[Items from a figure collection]

---

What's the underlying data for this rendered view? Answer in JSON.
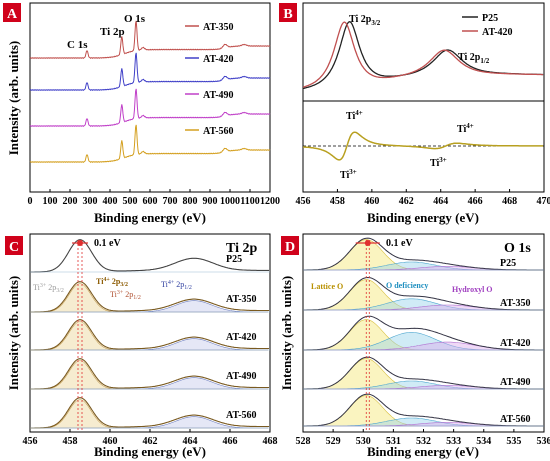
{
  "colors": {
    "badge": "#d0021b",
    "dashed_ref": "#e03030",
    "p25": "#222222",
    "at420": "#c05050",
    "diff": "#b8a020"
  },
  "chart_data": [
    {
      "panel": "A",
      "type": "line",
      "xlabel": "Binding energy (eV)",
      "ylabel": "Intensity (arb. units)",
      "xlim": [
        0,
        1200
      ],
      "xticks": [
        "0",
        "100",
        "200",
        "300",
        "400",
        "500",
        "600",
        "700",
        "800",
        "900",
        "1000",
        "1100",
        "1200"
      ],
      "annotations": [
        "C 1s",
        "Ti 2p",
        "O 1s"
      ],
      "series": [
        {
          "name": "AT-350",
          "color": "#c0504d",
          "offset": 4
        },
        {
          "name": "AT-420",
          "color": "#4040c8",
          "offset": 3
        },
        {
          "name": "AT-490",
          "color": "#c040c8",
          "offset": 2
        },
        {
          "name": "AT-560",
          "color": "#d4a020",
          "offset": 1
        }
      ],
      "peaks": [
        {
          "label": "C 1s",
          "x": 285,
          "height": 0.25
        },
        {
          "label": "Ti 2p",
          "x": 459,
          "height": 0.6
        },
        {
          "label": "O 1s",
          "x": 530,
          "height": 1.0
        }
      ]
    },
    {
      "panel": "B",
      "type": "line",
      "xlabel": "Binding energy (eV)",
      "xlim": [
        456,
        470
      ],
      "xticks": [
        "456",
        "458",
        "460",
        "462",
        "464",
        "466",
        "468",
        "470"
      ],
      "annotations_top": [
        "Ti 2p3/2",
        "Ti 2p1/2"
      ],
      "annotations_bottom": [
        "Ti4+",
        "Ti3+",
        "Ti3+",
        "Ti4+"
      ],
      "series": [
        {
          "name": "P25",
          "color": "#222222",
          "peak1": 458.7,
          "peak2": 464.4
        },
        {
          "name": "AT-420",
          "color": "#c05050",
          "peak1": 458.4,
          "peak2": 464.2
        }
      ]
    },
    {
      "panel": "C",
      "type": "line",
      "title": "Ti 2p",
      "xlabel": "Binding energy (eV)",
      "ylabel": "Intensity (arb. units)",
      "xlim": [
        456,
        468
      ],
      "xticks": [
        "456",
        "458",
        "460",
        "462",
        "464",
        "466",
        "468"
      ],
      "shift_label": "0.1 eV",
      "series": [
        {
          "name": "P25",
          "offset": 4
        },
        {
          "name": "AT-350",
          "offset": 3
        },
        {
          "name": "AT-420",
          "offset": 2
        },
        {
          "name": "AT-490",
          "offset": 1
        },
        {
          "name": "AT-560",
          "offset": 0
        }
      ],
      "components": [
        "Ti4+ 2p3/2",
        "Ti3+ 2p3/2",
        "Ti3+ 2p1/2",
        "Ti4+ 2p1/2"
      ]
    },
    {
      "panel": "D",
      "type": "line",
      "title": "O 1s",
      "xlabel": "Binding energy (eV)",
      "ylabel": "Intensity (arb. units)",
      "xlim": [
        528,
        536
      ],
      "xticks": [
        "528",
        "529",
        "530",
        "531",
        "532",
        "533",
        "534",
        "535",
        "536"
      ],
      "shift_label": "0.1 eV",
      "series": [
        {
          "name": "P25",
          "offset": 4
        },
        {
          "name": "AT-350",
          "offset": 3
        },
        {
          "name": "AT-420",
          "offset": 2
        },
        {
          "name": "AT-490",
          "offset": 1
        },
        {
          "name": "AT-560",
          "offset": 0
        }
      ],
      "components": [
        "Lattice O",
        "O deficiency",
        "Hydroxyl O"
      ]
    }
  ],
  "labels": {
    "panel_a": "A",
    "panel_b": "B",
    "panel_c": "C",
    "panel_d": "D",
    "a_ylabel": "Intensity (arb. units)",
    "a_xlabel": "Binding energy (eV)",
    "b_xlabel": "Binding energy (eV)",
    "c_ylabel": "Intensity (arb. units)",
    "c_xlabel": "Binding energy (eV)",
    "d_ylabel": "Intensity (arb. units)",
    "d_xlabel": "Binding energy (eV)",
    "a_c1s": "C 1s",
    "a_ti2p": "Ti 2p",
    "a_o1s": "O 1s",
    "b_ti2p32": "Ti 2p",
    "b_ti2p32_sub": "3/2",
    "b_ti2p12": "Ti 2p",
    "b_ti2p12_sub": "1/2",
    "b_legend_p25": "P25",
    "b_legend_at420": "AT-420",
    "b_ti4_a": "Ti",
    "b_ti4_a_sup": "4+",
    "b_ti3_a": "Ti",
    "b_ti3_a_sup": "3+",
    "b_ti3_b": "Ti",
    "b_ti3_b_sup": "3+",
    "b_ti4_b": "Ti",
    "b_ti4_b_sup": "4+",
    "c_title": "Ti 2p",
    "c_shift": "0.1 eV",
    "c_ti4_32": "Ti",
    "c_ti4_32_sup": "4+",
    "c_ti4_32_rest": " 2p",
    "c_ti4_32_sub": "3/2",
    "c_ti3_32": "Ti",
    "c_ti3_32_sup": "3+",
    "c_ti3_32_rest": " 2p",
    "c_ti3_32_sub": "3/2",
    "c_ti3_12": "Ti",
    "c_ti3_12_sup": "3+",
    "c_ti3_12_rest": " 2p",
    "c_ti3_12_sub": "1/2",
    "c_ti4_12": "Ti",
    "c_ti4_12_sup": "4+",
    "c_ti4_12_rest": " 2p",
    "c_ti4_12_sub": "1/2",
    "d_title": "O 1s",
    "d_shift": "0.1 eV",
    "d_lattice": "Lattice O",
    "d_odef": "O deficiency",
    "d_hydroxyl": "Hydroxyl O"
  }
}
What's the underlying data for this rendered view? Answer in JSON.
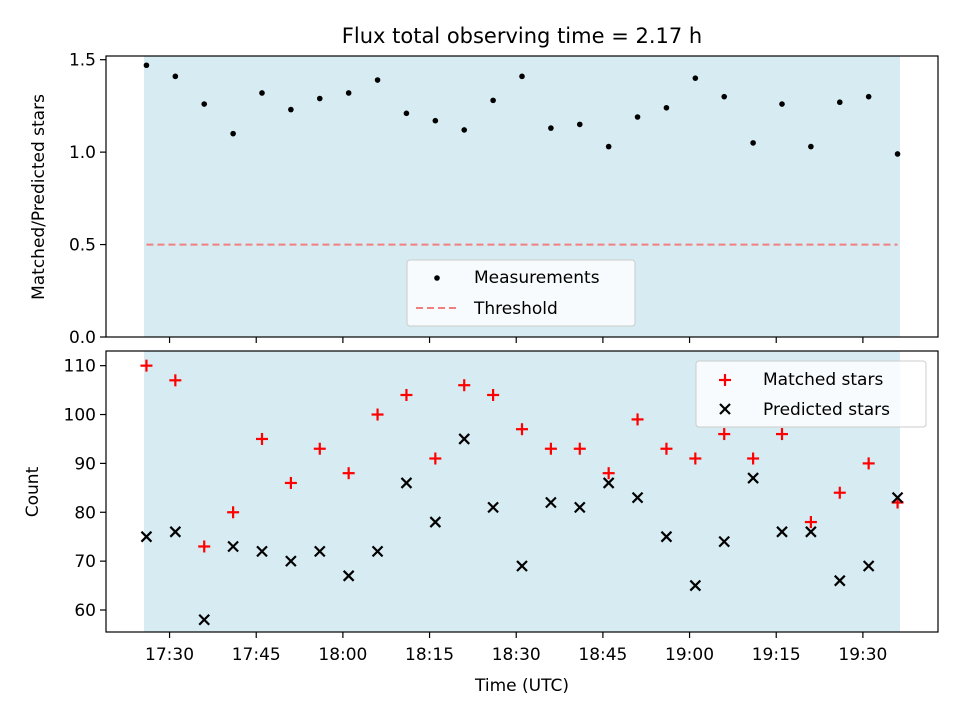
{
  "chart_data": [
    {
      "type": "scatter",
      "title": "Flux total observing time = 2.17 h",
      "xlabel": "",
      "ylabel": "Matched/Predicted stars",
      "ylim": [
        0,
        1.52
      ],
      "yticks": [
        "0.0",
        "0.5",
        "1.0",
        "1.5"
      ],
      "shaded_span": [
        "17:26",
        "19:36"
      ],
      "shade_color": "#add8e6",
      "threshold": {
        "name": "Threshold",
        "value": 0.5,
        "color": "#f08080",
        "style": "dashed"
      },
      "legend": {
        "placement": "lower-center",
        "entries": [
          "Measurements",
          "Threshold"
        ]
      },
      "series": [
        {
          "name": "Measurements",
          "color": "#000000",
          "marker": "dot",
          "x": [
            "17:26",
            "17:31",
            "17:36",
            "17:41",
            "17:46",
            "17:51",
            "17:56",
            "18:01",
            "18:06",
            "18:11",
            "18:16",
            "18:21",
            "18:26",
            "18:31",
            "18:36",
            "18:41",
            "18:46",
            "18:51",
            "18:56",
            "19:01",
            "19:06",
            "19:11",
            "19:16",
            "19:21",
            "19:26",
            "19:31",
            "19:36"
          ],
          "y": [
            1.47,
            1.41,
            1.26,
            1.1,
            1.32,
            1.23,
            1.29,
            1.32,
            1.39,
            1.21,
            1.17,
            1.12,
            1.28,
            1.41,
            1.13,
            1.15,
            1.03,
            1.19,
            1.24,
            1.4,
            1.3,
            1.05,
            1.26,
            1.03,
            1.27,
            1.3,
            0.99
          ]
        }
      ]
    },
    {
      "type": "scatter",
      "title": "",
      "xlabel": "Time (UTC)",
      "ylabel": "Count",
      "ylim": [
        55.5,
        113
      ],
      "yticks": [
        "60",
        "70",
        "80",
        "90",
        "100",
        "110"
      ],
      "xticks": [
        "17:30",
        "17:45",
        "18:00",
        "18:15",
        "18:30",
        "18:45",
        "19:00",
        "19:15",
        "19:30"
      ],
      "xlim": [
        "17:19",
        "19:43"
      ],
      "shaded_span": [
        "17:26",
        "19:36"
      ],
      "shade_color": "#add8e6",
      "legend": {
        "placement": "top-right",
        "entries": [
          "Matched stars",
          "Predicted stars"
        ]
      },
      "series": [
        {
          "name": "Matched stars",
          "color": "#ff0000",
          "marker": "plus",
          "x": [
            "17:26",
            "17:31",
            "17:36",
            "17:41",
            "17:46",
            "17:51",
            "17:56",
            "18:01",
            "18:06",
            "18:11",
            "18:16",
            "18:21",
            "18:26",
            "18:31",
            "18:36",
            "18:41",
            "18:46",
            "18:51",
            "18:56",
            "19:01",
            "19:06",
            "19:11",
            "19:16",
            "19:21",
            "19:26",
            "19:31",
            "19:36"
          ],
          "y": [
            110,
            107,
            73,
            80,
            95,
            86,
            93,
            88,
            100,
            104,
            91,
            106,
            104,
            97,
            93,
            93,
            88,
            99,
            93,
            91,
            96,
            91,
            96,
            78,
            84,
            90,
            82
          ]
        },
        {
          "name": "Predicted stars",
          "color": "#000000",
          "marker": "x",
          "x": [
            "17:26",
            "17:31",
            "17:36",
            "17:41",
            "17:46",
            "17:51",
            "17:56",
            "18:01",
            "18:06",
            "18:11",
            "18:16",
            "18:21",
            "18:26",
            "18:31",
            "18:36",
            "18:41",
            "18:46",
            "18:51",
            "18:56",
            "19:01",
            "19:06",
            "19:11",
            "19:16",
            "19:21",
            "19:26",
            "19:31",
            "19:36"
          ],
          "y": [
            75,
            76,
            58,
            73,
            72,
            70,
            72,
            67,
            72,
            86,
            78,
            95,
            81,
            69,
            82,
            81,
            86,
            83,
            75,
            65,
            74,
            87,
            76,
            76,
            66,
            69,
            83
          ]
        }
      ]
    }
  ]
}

---

WORK TO COMPLETE. Your answer should be a single number: how many lines of the material contain the word "placement".

SOLUTION TO THE EXERCISE. 2